TO BE DONE:
From the entries below, extract every line that includes the word "this".

A run of records:

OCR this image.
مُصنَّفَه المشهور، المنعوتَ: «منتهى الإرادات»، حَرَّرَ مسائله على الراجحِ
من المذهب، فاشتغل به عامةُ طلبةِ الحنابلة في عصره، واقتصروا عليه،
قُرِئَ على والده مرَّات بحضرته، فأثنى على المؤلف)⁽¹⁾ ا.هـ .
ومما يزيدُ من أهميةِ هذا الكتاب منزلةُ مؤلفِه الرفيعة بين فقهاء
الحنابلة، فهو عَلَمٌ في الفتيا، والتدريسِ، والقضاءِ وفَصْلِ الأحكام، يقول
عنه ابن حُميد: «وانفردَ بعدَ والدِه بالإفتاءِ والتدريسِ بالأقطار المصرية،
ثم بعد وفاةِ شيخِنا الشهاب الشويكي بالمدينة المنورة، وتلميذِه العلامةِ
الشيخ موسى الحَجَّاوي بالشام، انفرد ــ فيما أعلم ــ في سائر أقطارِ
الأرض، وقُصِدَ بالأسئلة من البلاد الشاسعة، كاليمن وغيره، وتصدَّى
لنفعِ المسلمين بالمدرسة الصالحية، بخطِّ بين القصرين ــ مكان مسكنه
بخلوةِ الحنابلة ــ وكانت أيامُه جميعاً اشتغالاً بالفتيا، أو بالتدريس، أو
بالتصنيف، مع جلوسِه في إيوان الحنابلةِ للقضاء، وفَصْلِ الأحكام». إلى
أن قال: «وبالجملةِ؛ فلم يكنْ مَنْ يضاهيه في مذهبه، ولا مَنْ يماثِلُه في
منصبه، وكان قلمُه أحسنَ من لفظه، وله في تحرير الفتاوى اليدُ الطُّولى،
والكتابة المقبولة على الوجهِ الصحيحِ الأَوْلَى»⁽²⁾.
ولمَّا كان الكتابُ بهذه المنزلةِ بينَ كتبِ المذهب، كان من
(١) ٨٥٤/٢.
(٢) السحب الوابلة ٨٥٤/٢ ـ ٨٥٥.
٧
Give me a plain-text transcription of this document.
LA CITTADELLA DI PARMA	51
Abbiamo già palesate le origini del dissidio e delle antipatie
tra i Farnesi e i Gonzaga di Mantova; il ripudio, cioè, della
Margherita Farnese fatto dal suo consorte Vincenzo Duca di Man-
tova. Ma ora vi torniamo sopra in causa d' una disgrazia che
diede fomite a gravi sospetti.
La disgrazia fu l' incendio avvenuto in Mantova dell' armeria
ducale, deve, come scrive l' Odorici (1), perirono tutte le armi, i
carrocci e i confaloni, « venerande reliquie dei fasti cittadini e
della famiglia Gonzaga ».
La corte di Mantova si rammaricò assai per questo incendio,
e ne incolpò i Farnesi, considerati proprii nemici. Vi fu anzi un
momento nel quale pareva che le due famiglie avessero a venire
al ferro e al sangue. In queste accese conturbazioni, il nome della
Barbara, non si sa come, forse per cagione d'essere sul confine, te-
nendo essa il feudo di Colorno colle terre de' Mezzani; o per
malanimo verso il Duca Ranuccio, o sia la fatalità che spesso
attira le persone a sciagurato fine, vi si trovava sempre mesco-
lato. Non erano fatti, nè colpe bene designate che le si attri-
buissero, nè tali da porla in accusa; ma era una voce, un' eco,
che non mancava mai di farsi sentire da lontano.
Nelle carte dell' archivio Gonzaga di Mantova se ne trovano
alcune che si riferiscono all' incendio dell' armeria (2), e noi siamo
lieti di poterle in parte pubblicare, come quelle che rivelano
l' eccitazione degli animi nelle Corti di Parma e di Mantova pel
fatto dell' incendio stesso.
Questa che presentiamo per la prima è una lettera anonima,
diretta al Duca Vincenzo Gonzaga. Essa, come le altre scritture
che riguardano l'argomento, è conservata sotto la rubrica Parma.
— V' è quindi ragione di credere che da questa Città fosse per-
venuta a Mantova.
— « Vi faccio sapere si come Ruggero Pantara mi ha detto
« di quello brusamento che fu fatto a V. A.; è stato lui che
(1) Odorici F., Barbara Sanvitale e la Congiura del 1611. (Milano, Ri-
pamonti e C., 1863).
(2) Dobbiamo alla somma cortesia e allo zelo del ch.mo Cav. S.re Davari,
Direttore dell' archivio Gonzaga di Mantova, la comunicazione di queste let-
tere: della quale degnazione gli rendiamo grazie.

EXERCISE OUTPUT:
OCR this image.
Give me a plain-text transcription of this document.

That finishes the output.